┌──
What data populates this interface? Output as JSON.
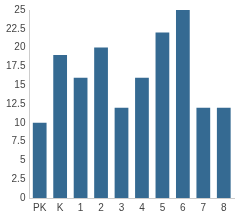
{
  "chart_data": {
    "type": "bar",
    "categories": [
      "PK",
      "K",
      "1",
      "2",
      "3",
      "4",
      "5",
      "6",
      "7",
      "8"
    ],
    "values": [
      10,
      19,
      16,
      20,
      12,
      16,
      22,
      25,
      12,
      12
    ],
    "color": "#356a92",
    "ylim": [
      0,
      25
    ],
    "yticks": [
      0,
      2.5,
      5,
      7.5,
      10,
      12.5,
      15,
      17.5,
      20,
      22.5,
      25
    ],
    "grid": false
  }
}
└──
The task
Every record above should be written out again exactly; the pictures stay out of the copy.

Answer to the exercise
What data populates this interface? Output as JSON.
{
  "chart_data": {
    "type": "bar",
    "categories": [
      "PK",
      "K",
      "1",
      "2",
      "3",
      "4",
      "5",
      "6",
      "7",
      "8"
    ],
    "values": [
      10,
      19,
      16,
      20,
      12,
      16,
      22,
      25,
      12,
      12
    ],
    "color": "#356a92",
    "ylim": [
      0,
      25
    ],
    "yticks": [
      0,
      2.5,
      5,
      7.5,
      10,
      12.5,
      15,
      17.5,
      20,
      22.5,
      25
    ],
    "grid": false
  }
}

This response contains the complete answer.